» **EXERCISE AIM**
Quote all of the rows below verbatim, keeping their order.

● ● ● ● ● ● ●

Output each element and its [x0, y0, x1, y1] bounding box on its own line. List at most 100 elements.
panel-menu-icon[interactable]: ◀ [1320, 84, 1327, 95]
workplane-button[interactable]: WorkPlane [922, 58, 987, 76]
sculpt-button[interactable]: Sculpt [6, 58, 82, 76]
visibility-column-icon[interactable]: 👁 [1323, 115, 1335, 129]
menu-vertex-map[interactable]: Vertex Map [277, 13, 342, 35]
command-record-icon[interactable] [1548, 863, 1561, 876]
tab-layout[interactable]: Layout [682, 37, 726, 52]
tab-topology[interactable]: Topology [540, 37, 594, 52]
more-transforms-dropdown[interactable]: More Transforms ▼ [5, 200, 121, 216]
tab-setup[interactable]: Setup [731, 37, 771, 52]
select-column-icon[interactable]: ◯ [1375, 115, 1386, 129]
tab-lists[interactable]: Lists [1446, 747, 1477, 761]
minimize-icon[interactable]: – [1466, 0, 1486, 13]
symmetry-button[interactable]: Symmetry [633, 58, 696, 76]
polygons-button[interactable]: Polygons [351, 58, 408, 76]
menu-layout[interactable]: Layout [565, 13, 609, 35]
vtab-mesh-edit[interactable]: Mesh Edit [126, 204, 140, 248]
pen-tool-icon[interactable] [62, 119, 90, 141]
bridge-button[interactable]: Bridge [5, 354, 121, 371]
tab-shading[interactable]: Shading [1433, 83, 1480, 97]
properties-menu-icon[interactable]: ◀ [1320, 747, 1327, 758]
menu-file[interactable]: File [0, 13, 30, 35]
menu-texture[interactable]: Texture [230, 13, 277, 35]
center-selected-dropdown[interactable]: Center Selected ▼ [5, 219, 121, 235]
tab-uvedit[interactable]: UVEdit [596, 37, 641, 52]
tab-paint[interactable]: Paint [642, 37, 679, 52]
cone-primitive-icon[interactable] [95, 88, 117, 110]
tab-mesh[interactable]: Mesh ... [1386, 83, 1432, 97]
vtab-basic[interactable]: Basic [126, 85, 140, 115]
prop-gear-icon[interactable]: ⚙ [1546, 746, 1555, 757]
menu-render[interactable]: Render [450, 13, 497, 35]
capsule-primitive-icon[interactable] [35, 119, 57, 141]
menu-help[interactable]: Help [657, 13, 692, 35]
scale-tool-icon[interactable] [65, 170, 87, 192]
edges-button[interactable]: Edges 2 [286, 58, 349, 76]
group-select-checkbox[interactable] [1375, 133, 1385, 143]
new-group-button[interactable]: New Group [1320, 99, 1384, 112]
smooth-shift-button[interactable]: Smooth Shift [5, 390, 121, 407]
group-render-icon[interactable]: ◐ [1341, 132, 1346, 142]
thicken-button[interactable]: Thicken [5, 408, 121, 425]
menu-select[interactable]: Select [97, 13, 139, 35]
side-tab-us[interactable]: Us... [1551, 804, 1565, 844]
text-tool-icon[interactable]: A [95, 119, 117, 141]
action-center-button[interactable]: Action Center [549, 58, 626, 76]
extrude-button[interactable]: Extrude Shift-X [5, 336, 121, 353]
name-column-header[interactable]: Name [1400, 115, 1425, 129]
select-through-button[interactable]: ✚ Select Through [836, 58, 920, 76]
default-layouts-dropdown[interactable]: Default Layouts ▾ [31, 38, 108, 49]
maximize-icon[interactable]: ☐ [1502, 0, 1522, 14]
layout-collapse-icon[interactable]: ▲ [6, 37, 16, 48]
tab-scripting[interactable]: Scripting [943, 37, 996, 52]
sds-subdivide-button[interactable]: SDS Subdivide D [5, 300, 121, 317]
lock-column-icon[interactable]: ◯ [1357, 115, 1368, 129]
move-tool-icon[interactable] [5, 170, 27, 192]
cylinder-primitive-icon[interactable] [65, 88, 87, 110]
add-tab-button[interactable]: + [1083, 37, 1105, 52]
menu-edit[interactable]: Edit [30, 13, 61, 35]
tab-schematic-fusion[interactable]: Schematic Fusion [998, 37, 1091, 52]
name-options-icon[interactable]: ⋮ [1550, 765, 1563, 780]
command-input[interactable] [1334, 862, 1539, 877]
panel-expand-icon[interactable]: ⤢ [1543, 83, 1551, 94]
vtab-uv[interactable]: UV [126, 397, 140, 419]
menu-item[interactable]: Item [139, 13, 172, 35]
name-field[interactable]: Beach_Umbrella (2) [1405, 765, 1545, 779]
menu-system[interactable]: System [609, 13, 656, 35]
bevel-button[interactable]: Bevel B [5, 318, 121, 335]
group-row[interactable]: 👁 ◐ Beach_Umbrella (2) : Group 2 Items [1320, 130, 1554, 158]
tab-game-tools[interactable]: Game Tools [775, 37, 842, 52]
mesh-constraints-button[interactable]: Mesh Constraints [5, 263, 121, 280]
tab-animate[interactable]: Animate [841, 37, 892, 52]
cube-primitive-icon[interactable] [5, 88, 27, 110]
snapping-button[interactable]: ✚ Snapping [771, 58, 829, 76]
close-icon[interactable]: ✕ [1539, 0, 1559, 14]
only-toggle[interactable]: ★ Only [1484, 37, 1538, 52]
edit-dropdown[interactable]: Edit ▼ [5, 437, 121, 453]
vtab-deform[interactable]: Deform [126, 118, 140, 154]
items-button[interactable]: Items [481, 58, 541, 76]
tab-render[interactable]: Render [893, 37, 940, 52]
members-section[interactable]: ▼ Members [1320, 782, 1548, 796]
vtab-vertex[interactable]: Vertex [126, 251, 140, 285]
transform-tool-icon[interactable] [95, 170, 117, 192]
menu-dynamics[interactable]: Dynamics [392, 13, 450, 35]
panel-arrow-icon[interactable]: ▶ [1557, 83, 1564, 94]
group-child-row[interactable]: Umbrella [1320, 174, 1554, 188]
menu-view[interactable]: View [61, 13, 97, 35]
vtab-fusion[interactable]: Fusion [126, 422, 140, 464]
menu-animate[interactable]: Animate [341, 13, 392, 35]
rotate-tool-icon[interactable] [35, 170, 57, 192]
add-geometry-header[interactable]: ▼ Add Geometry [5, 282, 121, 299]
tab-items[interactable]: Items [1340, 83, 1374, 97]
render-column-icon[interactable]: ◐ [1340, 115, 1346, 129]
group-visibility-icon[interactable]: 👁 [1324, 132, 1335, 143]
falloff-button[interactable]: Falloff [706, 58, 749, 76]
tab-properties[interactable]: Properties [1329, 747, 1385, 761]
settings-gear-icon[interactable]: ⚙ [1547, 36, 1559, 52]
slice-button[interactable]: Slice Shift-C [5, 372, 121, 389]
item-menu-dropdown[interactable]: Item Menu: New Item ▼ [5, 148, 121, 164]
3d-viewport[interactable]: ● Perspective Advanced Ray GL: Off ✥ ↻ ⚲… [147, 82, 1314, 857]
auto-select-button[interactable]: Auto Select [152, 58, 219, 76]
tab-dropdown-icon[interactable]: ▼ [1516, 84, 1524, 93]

● ● ● ● ● ● ●

» **CORRECT RESPONSE**
Output each element and its [x0, y0, x1, y1] bounding box on its own line. List at most 100 elements.
panel-menu-icon[interactable]: ◀ [1320, 84, 1327, 95]
workplane-button[interactable]: WorkPlane [922, 58, 987, 76]
sculpt-button[interactable]: Sculpt [6, 58, 82, 76]
visibility-column-icon[interactable]: 👁 [1323, 115, 1335, 129]
menu-vertex-map[interactable]: Vertex Map [277, 13, 342, 35]
command-record-icon[interactable] [1548, 863, 1561, 876]
tab-layout[interactable]: Layout [682, 37, 726, 52]
tab-topology[interactable]: Topology [540, 37, 594, 52]
more-transforms-dropdown[interactable]: More Transforms ▼ [5, 200, 121, 216]
tab-setup[interactable]: Setup [731, 37, 771, 52]
select-column-icon[interactable]: ◯ [1375, 115, 1386, 129]
tab-lists[interactable]: Lists [1446, 747, 1477, 761]
minimize-icon[interactable]: – [1466, 0, 1486, 13]
symmetry-button[interactable]: Symmetry [633, 58, 696, 76]
polygons-button[interactable]: Polygons [351, 58, 408, 76]
menu-layout[interactable]: Layout [565, 13, 609, 35]
vtab-mesh-edit[interactable]: Mesh Edit [126, 204, 140, 248]
pen-tool-icon[interactable] [62, 119, 90, 141]
bridge-button[interactable]: Bridge [5, 354, 121, 371]
tab-shading[interactable]: Shading [1433, 83, 1480, 97]
properties-menu-icon[interactable]: ◀ [1320, 747, 1327, 758]
menu-file[interactable]: File [0, 13, 30, 35]
menu-texture[interactable]: Texture [230, 13, 277, 35]
center-selected-dropdown[interactable]: Center Selected ▼ [5, 219, 121, 235]
tab-uvedit[interactable]: UVEdit [596, 37, 641, 52]
tab-paint[interactable]: Paint [642, 37, 679, 52]
cone-primitive-icon[interactable] [95, 88, 117, 110]
tab-mesh[interactable]: Mesh ... [1386, 83, 1432, 97]
vtab-basic[interactable]: Basic [126, 85, 140, 115]
prop-gear-icon[interactable]: ⚙ [1546, 746, 1555, 757]
menu-render[interactable]: Render [450, 13, 497, 35]
capsule-primitive-icon[interactable] [35, 119, 57, 141]
menu-help[interactable]: Help [657, 13, 692, 35]
scale-tool-icon[interactable] [65, 170, 87, 192]
edges-button[interactable]: Edges 2 [286, 58, 349, 76]
group-select-checkbox[interactable] [1375, 133, 1385, 143]
new-group-button[interactable]: New Group [1320, 99, 1384, 112]
smooth-shift-button[interactable]: Smooth Shift [5, 390, 121, 407]
group-render-icon[interactable]: ◐ [1341, 132, 1346, 142]
thicken-button[interactable]: Thicken [5, 408, 121, 425]
menu-select[interactable]: Select [97, 13, 139, 35]
side-tab-us[interactable]: Us... [1551, 804, 1565, 844]
text-tool-icon[interactable]: A [95, 119, 117, 141]
action-center-button[interactable]: Action Center [549, 58, 626, 76]
extrude-button[interactable]: Extrude Shift-X [5, 336, 121, 353]
name-column-header[interactable]: Name [1400, 115, 1425, 129]
select-through-button[interactable]: ✚ Select Through [836, 58, 920, 76]
default-layouts-dropdown[interactable]: Default Layouts ▾ [31, 38, 108, 49]
maximize-icon[interactable]: ☐ [1502, 0, 1522, 14]
layout-collapse-icon[interactable]: ▲ [6, 37, 16, 48]
tab-scripting[interactable]: Scripting [943, 37, 996, 52]
sds-subdivide-button[interactable]: SDS Subdivide D [5, 300, 121, 317]
lock-column-icon[interactable]: ◯ [1357, 115, 1368, 129]
move-tool-icon[interactable] [5, 170, 27, 192]
cylinder-primitive-icon[interactable] [65, 88, 87, 110]
add-tab-button[interactable]: + [1083, 37, 1105, 52]
menu-edit[interactable]: Edit [30, 13, 61, 35]
tab-schematic-fusion[interactable]: Schematic Fusion [998, 37, 1091, 52]
name-options-icon[interactable]: ⋮ [1550, 765, 1563, 780]
command-input[interactable] [1334, 862, 1539, 877]
panel-expand-icon[interactable]: ⤢ [1543, 83, 1551, 94]
vtab-uv[interactable]: UV [126, 397, 140, 419]
menu-item[interactable]: Item [139, 13, 172, 35]
name-field[interactable]: Beach_Umbrella (2) [1405, 765, 1545, 779]
menu-system[interactable]: System [609, 13, 656, 35]
bevel-button[interactable]: Bevel B [5, 318, 121, 335]
group-row[interactable]: 👁 ◐ Beach_Umbrella (2) : Group 2 Items [1320, 130, 1554, 158]
tab-game-tools[interactable]: Game Tools [775, 37, 842, 52]
mesh-constraints-button[interactable]: Mesh Constraints [5, 263, 121, 280]
tab-animate[interactable]: Animate [841, 37, 892, 52]
cube-primitive-icon[interactable] [5, 88, 27, 110]
snapping-button[interactable]: ✚ Snapping [771, 58, 829, 76]
close-icon[interactable]: ✕ [1539, 0, 1559, 14]
only-toggle[interactable]: ★ Only [1484, 37, 1538, 52]
edit-dropdown[interactable]: Edit ▼ [5, 437, 121, 453]
vtab-deform[interactable]: Deform [126, 118, 140, 154]
items-button[interactable]: Items [481, 58, 541, 76]
tab-render[interactable]: Render [893, 37, 940, 52]
members-section[interactable]: ▼ Members [1320, 782, 1548, 796]
vtab-vertex[interactable]: Vertex [126, 251, 140, 285]
transform-tool-icon[interactable] [95, 170, 117, 192]
menu-dynamics[interactable]: Dynamics [392, 13, 450, 35]
panel-arrow-icon[interactable]: ▶ [1557, 83, 1564, 94]
group-child-row[interactable]: Umbrella [1320, 174, 1554, 188]
menu-view[interactable]: View [61, 13, 97, 35]
vtab-fusion[interactable]: Fusion [126, 422, 140, 464]
menu-animate[interactable]: Animate [341, 13, 392, 35]
rotate-tool-icon[interactable] [35, 170, 57, 192]
add-geometry-header[interactable]: ▼ Add Geometry [5, 282, 121, 299]
tab-items[interactable]: Items [1340, 83, 1374, 97]
render-column-icon[interactable]: ◐ [1340, 115, 1346, 129]
group-visibility-icon[interactable]: 👁 [1324, 132, 1335, 143]
falloff-button[interactable]: Falloff [706, 58, 749, 76]
tab-properties[interactable]: Properties [1329, 747, 1385, 761]
settings-gear-icon[interactable]: ⚙ [1547, 36, 1559, 52]
slice-button[interactable]: Slice Shift-C [5, 372, 121, 389]
item-menu-dropdown[interactable]: Item Menu: New Item ▼ [5, 148, 121, 164]
3d-viewport[interactable]: ● Perspective Advanced Ray GL: Off ✥ ↻ ⚲… [147, 82, 1314, 857]
auto-select-button[interactable]: Auto Select [152, 58, 219, 76]
tab-dropdown-icon[interactable]: ▼ [1516, 84, 1524, 93]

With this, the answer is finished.